:: INPUT RECORDS

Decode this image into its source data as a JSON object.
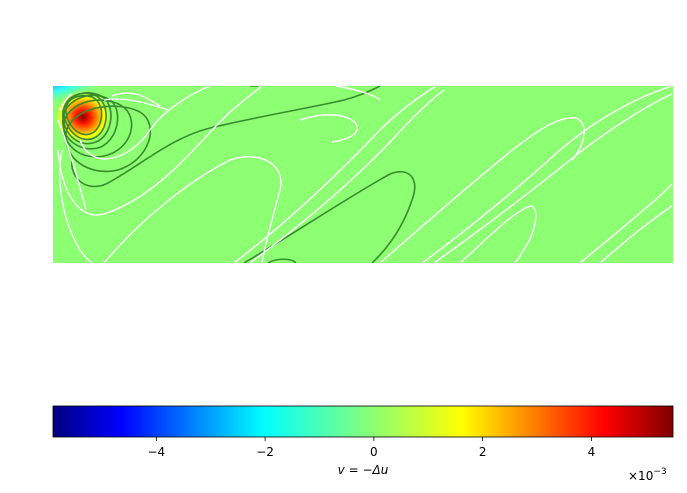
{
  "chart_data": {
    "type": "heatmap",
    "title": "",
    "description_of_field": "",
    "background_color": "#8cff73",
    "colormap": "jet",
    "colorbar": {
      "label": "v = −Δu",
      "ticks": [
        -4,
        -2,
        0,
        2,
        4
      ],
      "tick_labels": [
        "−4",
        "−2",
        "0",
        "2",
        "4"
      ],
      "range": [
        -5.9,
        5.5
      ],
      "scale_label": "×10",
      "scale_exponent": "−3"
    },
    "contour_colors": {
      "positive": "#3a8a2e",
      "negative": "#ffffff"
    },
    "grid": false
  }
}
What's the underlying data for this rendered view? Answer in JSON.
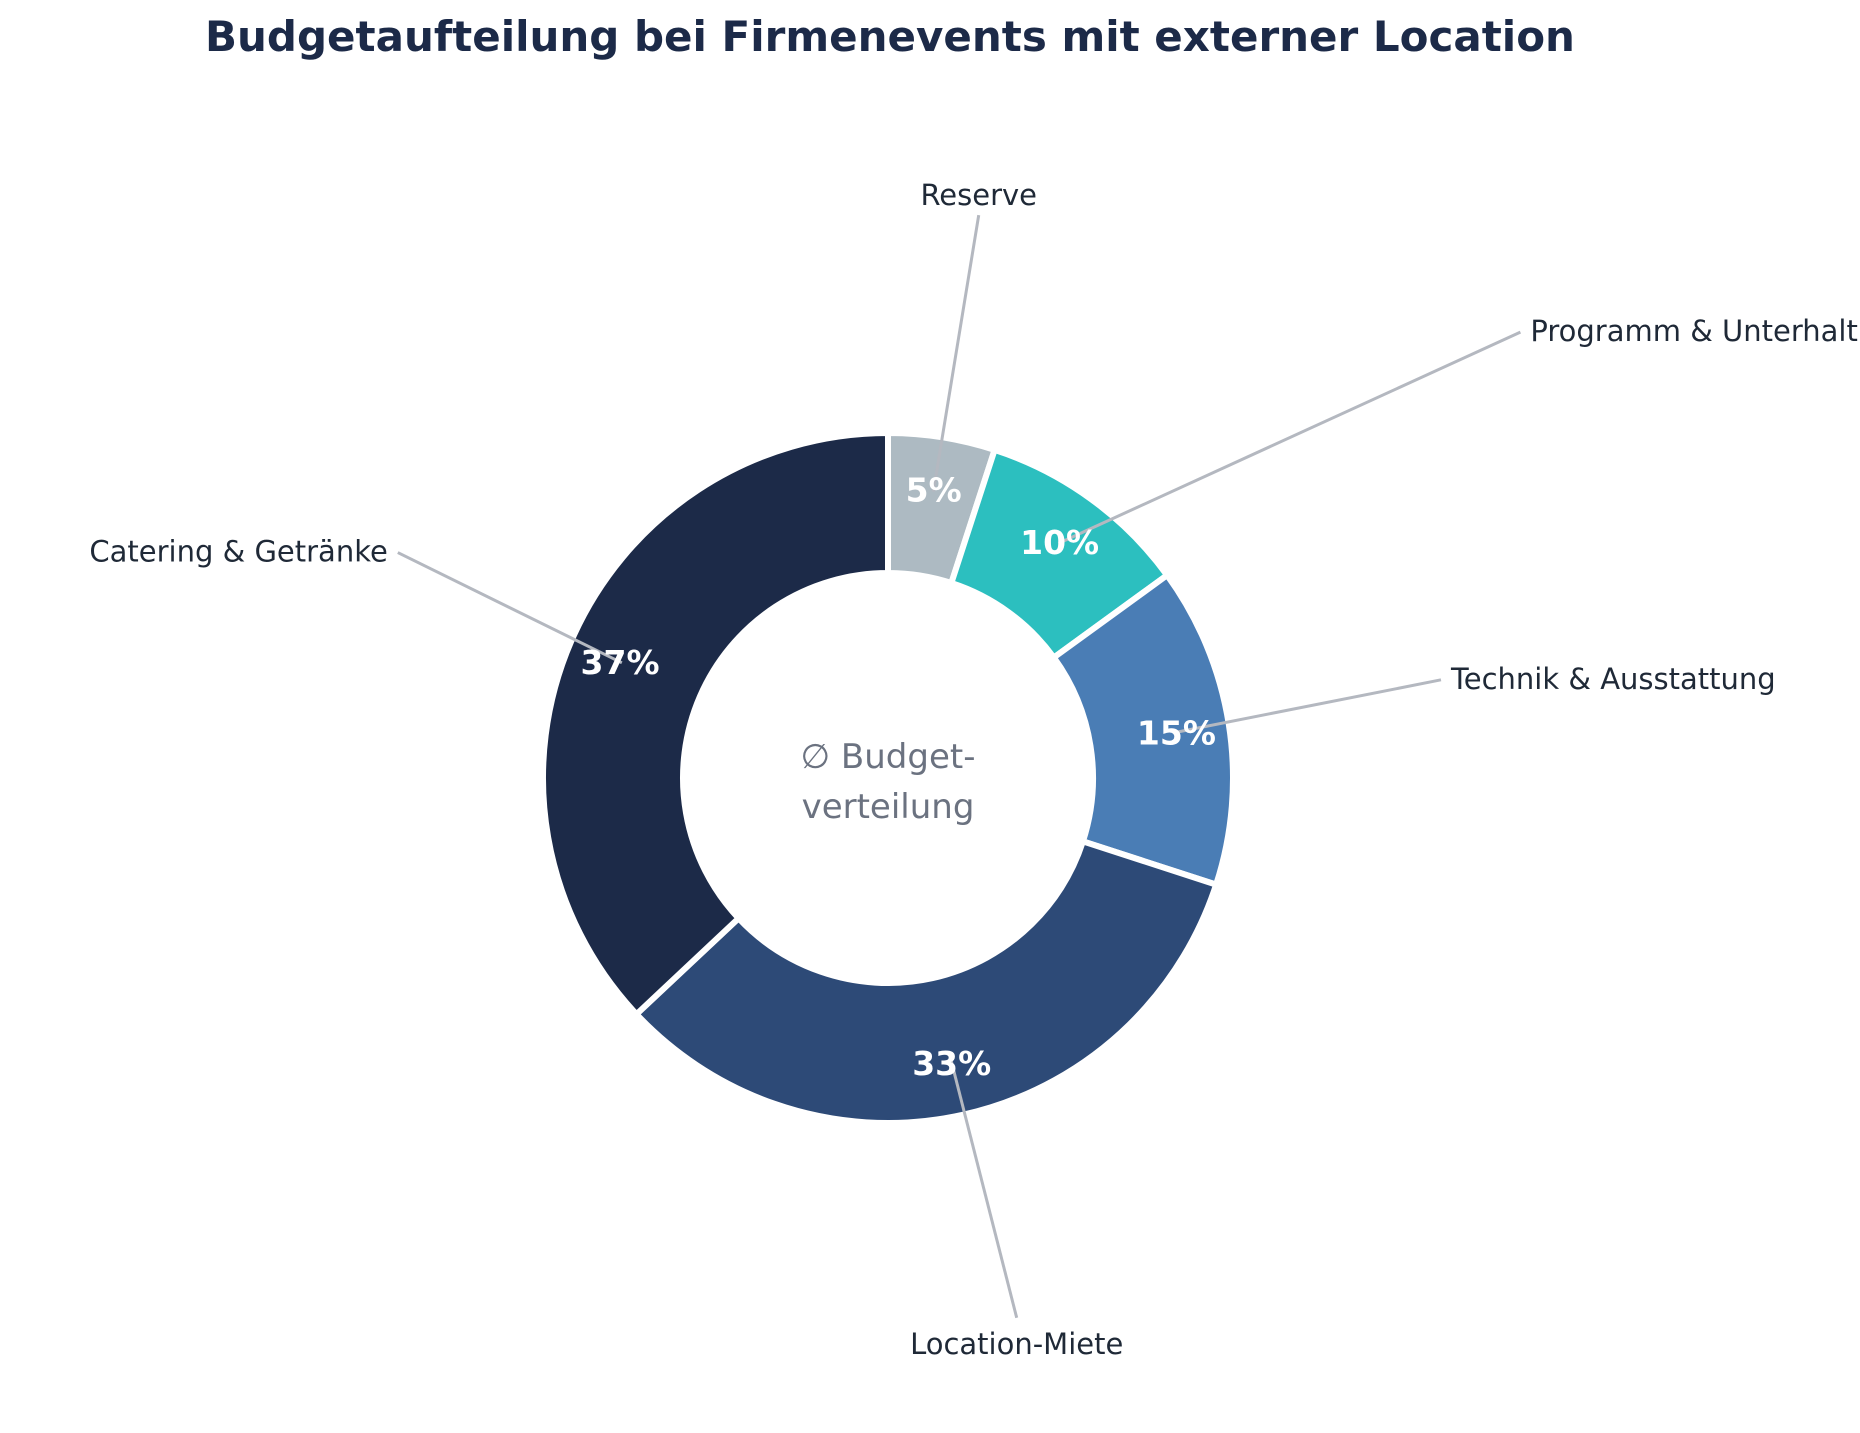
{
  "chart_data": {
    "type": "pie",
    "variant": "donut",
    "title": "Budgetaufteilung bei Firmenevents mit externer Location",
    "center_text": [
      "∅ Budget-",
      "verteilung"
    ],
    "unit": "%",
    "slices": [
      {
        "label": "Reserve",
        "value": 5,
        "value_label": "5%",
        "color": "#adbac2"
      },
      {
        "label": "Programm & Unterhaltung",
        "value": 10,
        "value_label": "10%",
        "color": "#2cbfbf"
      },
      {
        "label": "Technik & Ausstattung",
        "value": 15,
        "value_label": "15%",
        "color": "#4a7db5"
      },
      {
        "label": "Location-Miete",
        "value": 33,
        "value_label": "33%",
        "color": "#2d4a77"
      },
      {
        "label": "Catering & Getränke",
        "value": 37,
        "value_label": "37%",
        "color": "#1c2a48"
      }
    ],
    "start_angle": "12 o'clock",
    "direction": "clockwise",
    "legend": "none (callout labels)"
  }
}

::::
:: INPUT RECORDS

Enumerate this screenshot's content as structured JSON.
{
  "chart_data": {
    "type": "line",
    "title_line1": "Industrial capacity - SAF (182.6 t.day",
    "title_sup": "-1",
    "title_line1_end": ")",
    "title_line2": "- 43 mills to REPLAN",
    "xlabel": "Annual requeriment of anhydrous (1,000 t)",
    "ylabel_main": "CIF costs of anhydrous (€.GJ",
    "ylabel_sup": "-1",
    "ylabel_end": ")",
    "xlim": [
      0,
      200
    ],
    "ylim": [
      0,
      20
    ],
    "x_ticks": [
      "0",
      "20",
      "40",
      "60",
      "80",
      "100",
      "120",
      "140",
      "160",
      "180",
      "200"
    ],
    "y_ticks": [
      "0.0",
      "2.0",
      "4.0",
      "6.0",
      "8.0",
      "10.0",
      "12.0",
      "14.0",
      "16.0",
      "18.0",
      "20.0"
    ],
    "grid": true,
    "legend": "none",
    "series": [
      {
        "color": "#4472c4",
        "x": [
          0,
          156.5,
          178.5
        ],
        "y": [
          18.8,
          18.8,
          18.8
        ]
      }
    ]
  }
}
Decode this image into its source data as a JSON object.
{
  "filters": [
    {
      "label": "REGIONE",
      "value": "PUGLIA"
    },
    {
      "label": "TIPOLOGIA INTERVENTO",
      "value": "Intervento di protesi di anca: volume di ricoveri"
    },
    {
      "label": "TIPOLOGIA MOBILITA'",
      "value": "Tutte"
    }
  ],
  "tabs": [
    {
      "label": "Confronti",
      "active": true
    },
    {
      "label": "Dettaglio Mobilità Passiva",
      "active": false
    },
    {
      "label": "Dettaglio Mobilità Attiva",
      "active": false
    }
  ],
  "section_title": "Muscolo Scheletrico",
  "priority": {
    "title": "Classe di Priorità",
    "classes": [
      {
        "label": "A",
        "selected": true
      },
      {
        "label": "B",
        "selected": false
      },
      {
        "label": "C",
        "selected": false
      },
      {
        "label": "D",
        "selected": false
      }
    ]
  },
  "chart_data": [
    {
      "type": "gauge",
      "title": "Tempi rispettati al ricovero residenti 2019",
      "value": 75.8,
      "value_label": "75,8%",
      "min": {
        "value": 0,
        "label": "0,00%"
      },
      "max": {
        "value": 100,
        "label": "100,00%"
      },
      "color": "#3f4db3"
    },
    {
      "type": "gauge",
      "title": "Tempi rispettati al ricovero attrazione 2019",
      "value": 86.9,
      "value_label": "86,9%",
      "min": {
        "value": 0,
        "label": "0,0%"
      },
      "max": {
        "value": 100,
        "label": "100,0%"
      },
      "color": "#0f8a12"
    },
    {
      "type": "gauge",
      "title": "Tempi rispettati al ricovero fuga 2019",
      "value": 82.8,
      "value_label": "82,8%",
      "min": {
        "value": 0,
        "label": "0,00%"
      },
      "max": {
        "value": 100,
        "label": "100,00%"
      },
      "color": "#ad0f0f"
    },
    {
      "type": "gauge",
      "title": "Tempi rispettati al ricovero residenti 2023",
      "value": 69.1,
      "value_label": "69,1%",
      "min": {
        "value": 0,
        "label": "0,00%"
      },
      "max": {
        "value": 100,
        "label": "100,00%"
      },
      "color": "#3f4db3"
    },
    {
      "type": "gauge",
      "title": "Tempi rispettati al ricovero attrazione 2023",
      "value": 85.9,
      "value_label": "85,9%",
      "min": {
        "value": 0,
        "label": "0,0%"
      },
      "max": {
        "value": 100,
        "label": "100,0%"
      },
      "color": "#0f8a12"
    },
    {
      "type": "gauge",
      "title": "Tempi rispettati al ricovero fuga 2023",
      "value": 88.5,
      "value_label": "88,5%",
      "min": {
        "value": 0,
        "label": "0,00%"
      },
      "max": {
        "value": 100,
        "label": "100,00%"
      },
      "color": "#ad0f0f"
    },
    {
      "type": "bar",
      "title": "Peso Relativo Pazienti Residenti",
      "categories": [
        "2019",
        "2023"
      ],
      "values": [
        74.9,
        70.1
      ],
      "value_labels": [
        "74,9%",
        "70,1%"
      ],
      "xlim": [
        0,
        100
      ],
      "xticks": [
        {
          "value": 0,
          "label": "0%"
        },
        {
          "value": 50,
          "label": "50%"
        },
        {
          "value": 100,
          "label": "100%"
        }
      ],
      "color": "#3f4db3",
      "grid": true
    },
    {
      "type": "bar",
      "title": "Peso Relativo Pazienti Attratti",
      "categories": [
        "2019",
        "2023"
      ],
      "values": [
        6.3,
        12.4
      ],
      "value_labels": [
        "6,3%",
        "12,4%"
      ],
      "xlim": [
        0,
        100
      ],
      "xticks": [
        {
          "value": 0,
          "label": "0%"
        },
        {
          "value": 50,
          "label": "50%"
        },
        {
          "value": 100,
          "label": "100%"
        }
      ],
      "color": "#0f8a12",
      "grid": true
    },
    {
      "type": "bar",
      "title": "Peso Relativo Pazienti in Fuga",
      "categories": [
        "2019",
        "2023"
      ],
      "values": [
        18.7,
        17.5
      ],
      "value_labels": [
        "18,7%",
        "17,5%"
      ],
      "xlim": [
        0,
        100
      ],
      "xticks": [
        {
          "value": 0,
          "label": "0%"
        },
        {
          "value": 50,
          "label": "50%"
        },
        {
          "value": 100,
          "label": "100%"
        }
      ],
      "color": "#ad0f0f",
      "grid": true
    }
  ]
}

::::

Copy all lines of the listing above that contain the string "legend".

> _REPLY_
    "legend": "none (callout labels)"
    "legend": "none",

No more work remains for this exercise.